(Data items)
------------------------------------------------------------

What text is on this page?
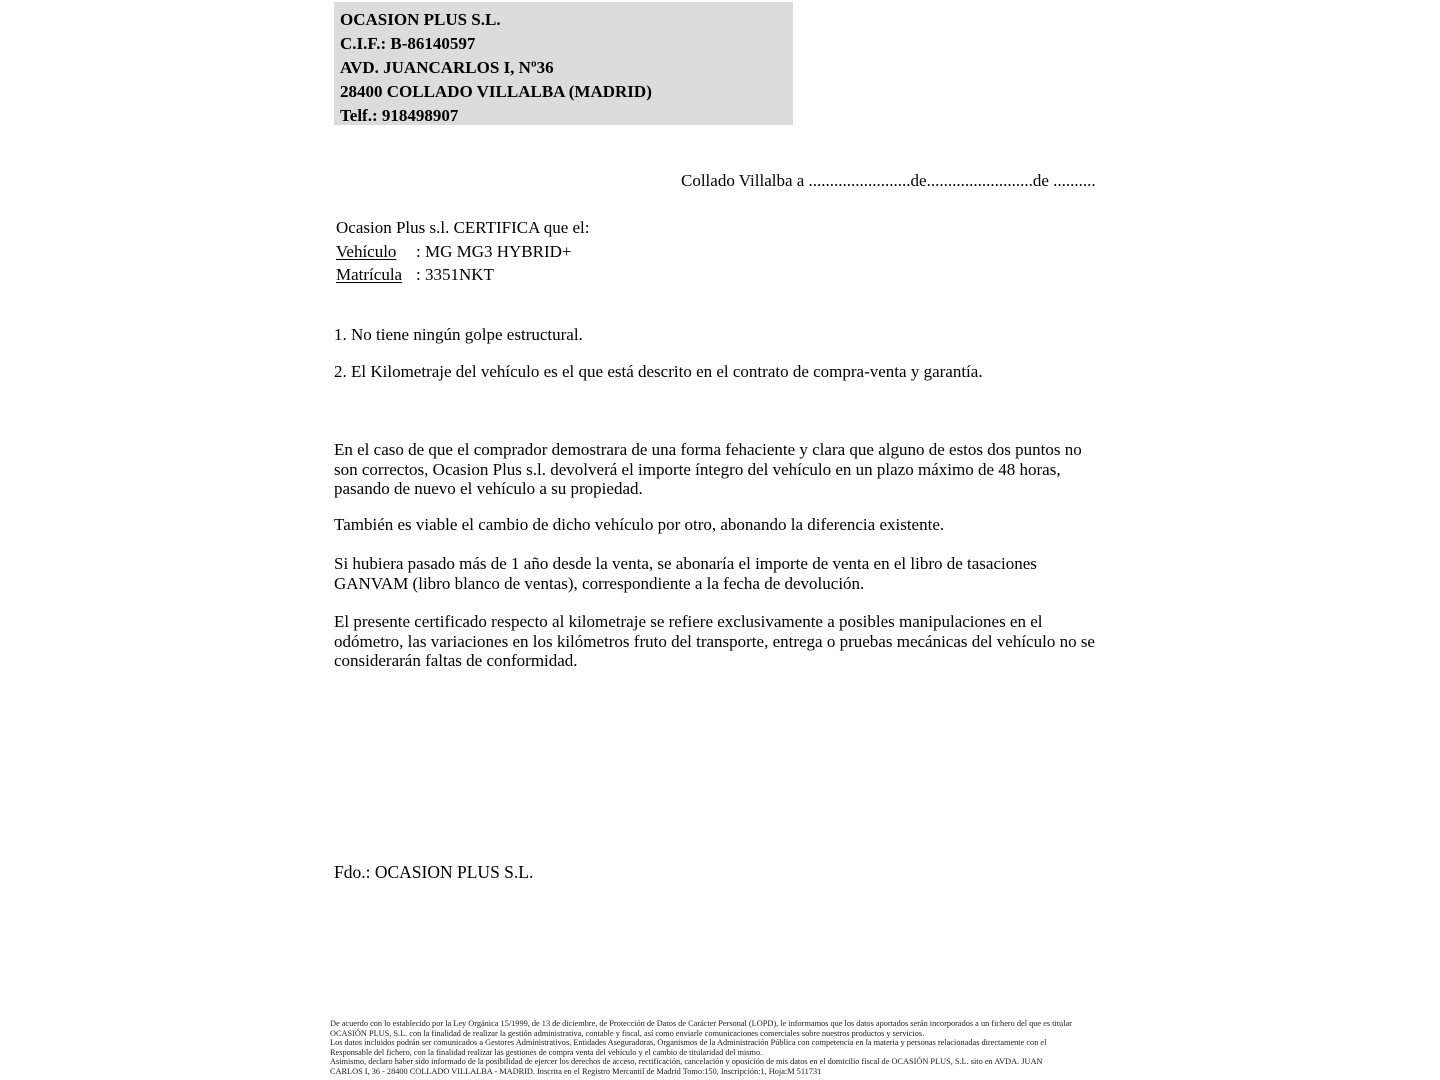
OCASION PLUS S.L.
C.I.F.: B-86140597
AVD. JUANCARLOS I, Nº36
28400 COLLADO VILLALBA (MADRID)
Telf.: 918498907
Collado Villalba a ........................de.........................de ..........
Ocasion Plus s.l. CERTIFICA que el:
Vehículo : MG MG3 HYBRID+
Matrícula : 3351NKT
1. No tiene ningún golpe estructural.
2. El Kilometraje del vehículo es el que está descrito en el contrato de compra-venta y garantía.
En el caso de que el comprador demostrara de una forma fehaciente y clara que alguno de estos dos puntos no son correctos, Ocasion Plus s.l. devolverá el importe íntegro del vehículo en un plazo máximo de 48 horas, pasando de nuevo el vehículo a su propiedad.
También es viable el cambio de dicho vehículo por otro, abonando la diferencia existente.
Si hubiera pasado más de 1 año desde la venta, se abonaría el importe de venta en el libro de tasaciones GANVAM (libro blanco de ventas), correspondiente a la fecha de devolución.
El presente certificado respecto al kilometraje se refiere exclusivamente a posibles manipulaciones en el odómetro, las variaciones en los kilómetros fruto del transporte, entrega o pruebas mecánicas del vehículo no se considerarán faltas de conformidad.
Fdo.: OCASION PLUS S.L.
De acuerdo con lo establecido por la Ley Orgánica 15/1999, de 13 de diciembre, de Protección de Datos de Carácter Personal (LOPD), le informamos que los datos aportados serán incorporados a un fichero del que es titular
OCASIÓN PLUS, S.L. con la finalidad de realizar la gestión administrativa, contable y fiscal, así como enviarle comunicaciones comerciales sobre nuestros productos y servicios.
Los datos incluidos podrán ser comunicados a Gestores Administrativos, Entidades Aseguradoras, Organismos de la Administración Pública con competencia en la materia y personas relacionadas directamente con el
Responsable del fichero, con la finalidad realizar las gestiones de compra venta del vehículo y el cambio de titularidad del mismo.
Asimismo, declaro haber sido informado de la posibilidad de ejercer los derechos de acceso, rectificación, cancelación y oposición de mis datos en el domicilio fiscal de OCASIÓN PLUS, S.L. sito en AVDA. JUAN
CARLOS I, 36 - 28400 COLLADO VILLALBA - MADRID. Inscrita en el Registro Mercantil de Madrid Tomo:150, Inscripción:1, Hoja:M 511731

------------------------------------------------------------

* **WHAT YOU HAVE TO DO**
Omit the images and transcribe all of the records above word for word.

* **SOLUTION BELOW**
What text is on this page?
OCASION PLUS S.L.
C.I.F.: B-86140597
AVD. JUANCARLOS I, Nº36
28400 COLLADO VILLALBA (MADRID)
Telf.: 918498907
Collado Villalba a ........................de.........................de ..........
Ocasion Plus s.l. CERTIFICA que el:
Vehículo : MG MG3 HYBRID+
Matrícula : 3351NKT
1. No tiene ningún golpe estructural.
2. El Kilometraje del vehículo es el que está descrito en el contrato de compra-venta y garantía.
En el caso de que el comprador demostrara de una forma fehaciente y clara que alguno de estos dos puntos no son correctos, Ocasion Plus s.l. devolverá el importe íntegro del vehículo en un plazo máximo de 48 horas, pasando de nuevo el vehículo a su propiedad.
También es viable el cambio de dicho vehículo por otro, abonando la diferencia existente.
Si hubiera pasado más de 1 año desde la venta, se abonaría el importe de venta en el libro de tasaciones GANVAM (libro blanco de ventas), correspondiente a la fecha de devolución.
El presente certificado respecto al kilometraje se refiere exclusivamente a posibles manipulaciones en el odómetro, las variaciones en los kilómetros fruto del transporte, entrega o pruebas mecánicas del vehículo no se considerarán faltas de conformidad.
Fdo.: OCASION PLUS S.L.
De acuerdo con lo establecido por la Ley Orgánica 15/1999, de 13 de diciembre, de Protección de Datos de Carácter Personal (LOPD), le informamos que los datos aportados serán incorporados a un fichero del que es titular
OCASIÓN PLUS, S.L. con la finalidad de realizar la gestión administrativa, contable y fiscal, así como enviarle comunicaciones comerciales sobre nuestros productos y servicios.
Los datos incluidos podrán ser comunicados a Gestores Administrativos, Entidades Aseguradoras, Organismos de la Administración Pública con competencia en la materia y personas relacionadas directamente con el
Responsable del fichero, con la finalidad realizar las gestiones de compra venta del vehículo y el cambio de titularidad del mismo.
Asimismo, declaro haber sido informado de la posibilidad de ejercer los derechos de acceso, rectificación, cancelación y oposición de mis datos en el domicilio fiscal de OCASIÓN PLUS, S.L. sito en AVDA. JUAN
CARLOS I, 36 - 28400 COLLADO VILLALBA - MADRID. Inscrita en el Registro Mercantil de Madrid Tomo:150, Inscripción:1, Hoja:M 511731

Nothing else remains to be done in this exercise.